▶ DIRECTIONS
For each line of the data below that holds "color", copy the line.

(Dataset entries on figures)
■ ■ ■

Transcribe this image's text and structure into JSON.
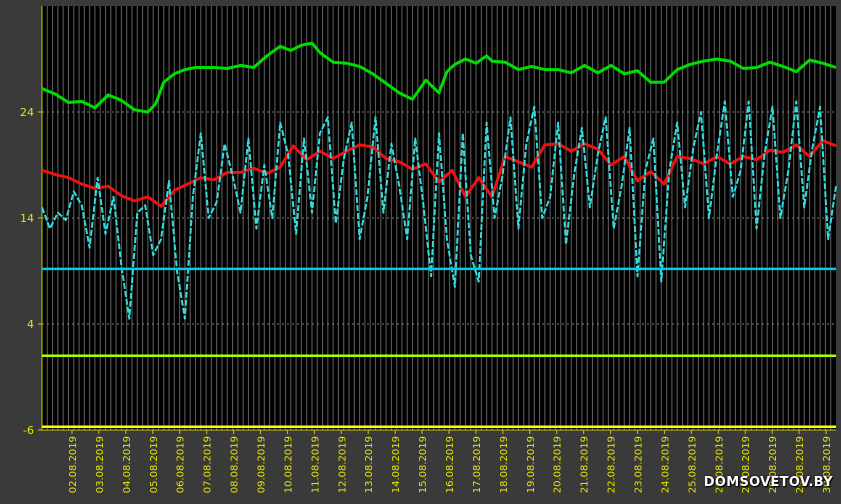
{
  "chart_data": {
    "type": "line",
    "title": "",
    "xlabel": "",
    "ylabel": "",
    "ylim": [
      -6,
      34
    ],
    "y_ticks": [
      "24",
      "14",
      "4",
      "-6"
    ],
    "y_tick_values": [
      24,
      14,
      4,
      -6
    ],
    "categories": [
      "02.08.2019",
      "03.08.2019",
      "04.08.2019",
      "05.08.2019",
      "06.08.2019",
      "07.08.2019",
      "08.08.2019",
      "09.08.2019",
      "10.08.2019",
      "11.08.2019",
      "12.08.2019",
      "13.08.2019",
      "14.08.2019",
      "15.08.2019",
      "16.08.2019",
      "17.08.2019",
      "18.08.2019",
      "19.08.2019",
      "20.08.2019",
      "21.08.2019",
      "22.08.2019",
      "23.08.2019",
      "24.08.2019",
      "25.08.2019",
      "26.08.2019",
      "27.08.2019",
      "28.08.2019",
      "29.08.2019",
      "30.08.2019"
    ],
    "x_start": 1.0,
    "x_end": 31.0,
    "grid": true,
    "series": [
      {
        "color": "#00dd00",
        "x": [
          1.0,
          1.5,
          2.0,
          2.5,
          3.0,
          3.5,
          4.0,
          4.5,
          5.0,
          5.3,
          5.6,
          6.0,
          6.4,
          6.8,
          7.0,
          7.5,
          8.0,
          8.5,
          9.0,
          9.5,
          10.0,
          10.4,
          10.8,
          11.2,
          11.5,
          12.0,
          12.5,
          13.0,
          13.5,
          14.0,
          14.5,
          15.0,
          15.5,
          16.0,
          16.3,
          16.6,
          17.0,
          17.4,
          17.8,
          18.0,
          18.5,
          19.0,
          19.5,
          20.0,
          20.5,
          21.0,
          21.5,
          22.0,
          22.5,
          23.0,
          23.5,
          24.0,
          24.5,
          25.0,
          25.5,
          26.0,
          26.5,
          27.0,
          27.5,
          28.0,
          28.5,
          29.0,
          29.5,
          30.0,
          30.5,
          31.0
        ],
        "values": [
          26.2,
          25.7,
          24.9,
          25.0,
          24.4,
          25.6,
          25.1,
          24.2,
          24.0,
          24.8,
          26.8,
          27.6,
          28.0,
          28.2,
          28.2,
          28.2,
          28.1,
          28.4,
          28.2,
          29.3,
          30.2,
          29.8,
          30.3,
          30.5,
          29.6,
          28.7,
          28.6,
          28.3,
          27.6,
          26.7,
          25.8,
          25.2,
          27.0,
          25.8,
          27.8,
          28.5,
          29.0,
          28.6,
          29.3,
          28.8,
          28.7,
          28.0,
          28.3,
          28.0,
          28.0,
          27.7,
          28.4,
          27.7,
          28.4,
          27.6,
          27.9,
          26.8,
          26.8,
          28.0,
          28.5,
          28.8,
          29.0,
          28.8,
          28.1,
          28.2,
          28.7,
          28.3,
          27.8,
          28.9,
          28.6,
          28.2
        ]
      },
      {
        "color": "#ee1111",
        "x": [
          1.0,
          1.5,
          2.0,
          2.5,
          3.0,
          3.5,
          4.0,
          4.5,
          5.0,
          5.5,
          6.0,
          6.5,
          7.0,
          7.5,
          8.0,
          8.5,
          9.0,
          9.5,
          10.0,
          10.5,
          11.0,
          11.5,
          12.0,
          12.5,
          13.0,
          13.5,
          14.0,
          14.5,
          15.0,
          15.5,
          16.0,
          16.5,
          17.0,
          17.5,
          18.0,
          18.5,
          19.0,
          19.5,
          20.0,
          20.5,
          21.0,
          21.5,
          22.0,
          22.5,
          23.0,
          23.5,
          24.0,
          24.5,
          25.0,
          25.5,
          26.0,
          26.5,
          27.0,
          27.5,
          28.0,
          28.5,
          29.0,
          29.5,
          30.0,
          30.5,
          31.0
        ],
        "values": [
          18.5,
          18.1,
          17.8,
          17.2,
          16.8,
          17.0,
          16.1,
          15.6,
          16.0,
          15.1,
          16.6,
          17.2,
          17.8,
          17.6,
          18.3,
          18.3,
          18.7,
          18.2,
          18.8,
          20.8,
          19.5,
          20.3,
          19.6,
          20.3,
          20.9,
          20.7,
          19.6,
          19.3,
          18.6,
          19.1,
          17.4,
          18.5,
          16.0,
          17.8,
          16.0,
          19.8,
          19.3,
          18.8,
          20.9,
          21.0,
          20.3,
          21.0,
          20.5,
          19.0,
          19.8,
          17.5,
          18.4,
          17.2,
          19.8,
          19.6,
          19.1,
          19.8,
          19.1,
          19.8,
          19.5,
          20.4,
          20.2,
          20.9,
          19.8,
          21.3,
          20.8
        ]
      },
      {
        "color": "#33dddd",
        "x": [
          1.0,
          1.3,
          1.6,
          1.9,
          2.2,
          2.5,
          2.8,
          3.1,
          3.4,
          3.7,
          4.0,
          4.3,
          4.6,
          4.9,
          5.2,
          5.5,
          5.8,
          6.1,
          6.4,
          6.7,
          7.0,
          7.3,
          7.6,
          7.9,
          8.2,
          8.5,
          8.8,
          9.1,
          9.4,
          9.7,
          10.0,
          10.3,
          10.6,
          10.9,
          11.2,
          11.5,
          11.8,
          12.1,
          12.4,
          12.7,
          13.0,
          13.3,
          13.6,
          13.9,
          14.2,
          14.5,
          14.8,
          15.1,
          15.4,
          15.7,
          16.0,
          16.3,
          16.6,
          16.9,
          17.2,
          17.5,
          17.8,
          18.1,
          18.4,
          18.7,
          19.0,
          19.3,
          19.6,
          19.9,
          20.2,
          20.5,
          20.8,
          21.1,
          21.4,
          21.7,
          22.0,
          22.3,
          22.6,
          22.9,
          23.2,
          23.5,
          23.8,
          24.1,
          24.4,
          24.7,
          25.0,
          25.3,
          25.6,
          25.9,
          26.2,
          26.5,
          26.8,
          27.1,
          27.4,
          27.7,
          28.0,
          28.3,
          28.6,
          28.9,
          29.2,
          29.5,
          29.8,
          30.1,
          30.4,
          30.7,
          31.0
        ],
        "values": [
          15.0,
          13.0,
          14.5,
          13.8,
          16.5,
          15.2,
          11.2,
          17.8,
          12.5,
          16.0,
          9.5,
          4.5,
          14.5,
          15.2,
          10.5,
          12.0,
          17.5,
          9.0,
          4.5,
          16.0,
          22.0,
          14.0,
          15.5,
          21.0,
          18.0,
          14.5,
          21.5,
          13.0,
          19.0,
          14.0,
          23.0,
          20.0,
          12.5,
          21.5,
          14.5,
          22.0,
          23.5,
          13.5,
          19.5,
          23.0,
          12.0,
          16.0,
          23.5,
          14.5,
          21.0,
          17.0,
          12.0,
          21.5,
          15.5,
          8.5,
          22.0,
          12.0,
          7.5,
          22.0,
          10.5,
          8.0,
          23.0,
          14.0,
          18.0,
          23.5,
          13.0,
          21.0,
          24.5,
          14.0,
          16.0,
          23.0,
          11.5,
          18.0,
          22.5,
          15.0,
          20.0,
          23.5,
          13.0,
          17.0,
          22.5,
          8.5,
          18.5,
          21.5,
          8.0,
          18.5,
          23.0,
          15.0,
          20.5,
          24.0,
          14.0,
          20.0,
          25.0,
          16.0,
          18.5,
          25.0,
          13.0,
          20.0,
          24.5,
          14.0,
          18.5,
          25.0,
          15.0,
          20.5,
          24.5,
          12.0,
          17.0
        ]
      },
      {
        "color": "#00ccee",
        "x": [
          1.0,
          31.0
        ],
        "values": [
          9.2,
          9.2
        ]
      },
      {
        "color": "#aaff00",
        "x": [
          1.0,
          31.0
        ],
        "values": [
          1.0,
          1.0
        ]
      },
      {
        "color": "#ffff00",
        "x": [
          1.0,
          31.0
        ],
        "values": [
          -5.7,
          -5.7
        ]
      }
    ]
  },
  "watermark": "DOMSOVETOV.BY"
}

■ ■ ■

▶ WRITTEN REPLY
        "color": "#00dd00",
        "color": "#ee1111",
        "color": "#33dddd",
        "color": "#00ccee",
        "color": "#aaff00",
        "color": "#ffff00",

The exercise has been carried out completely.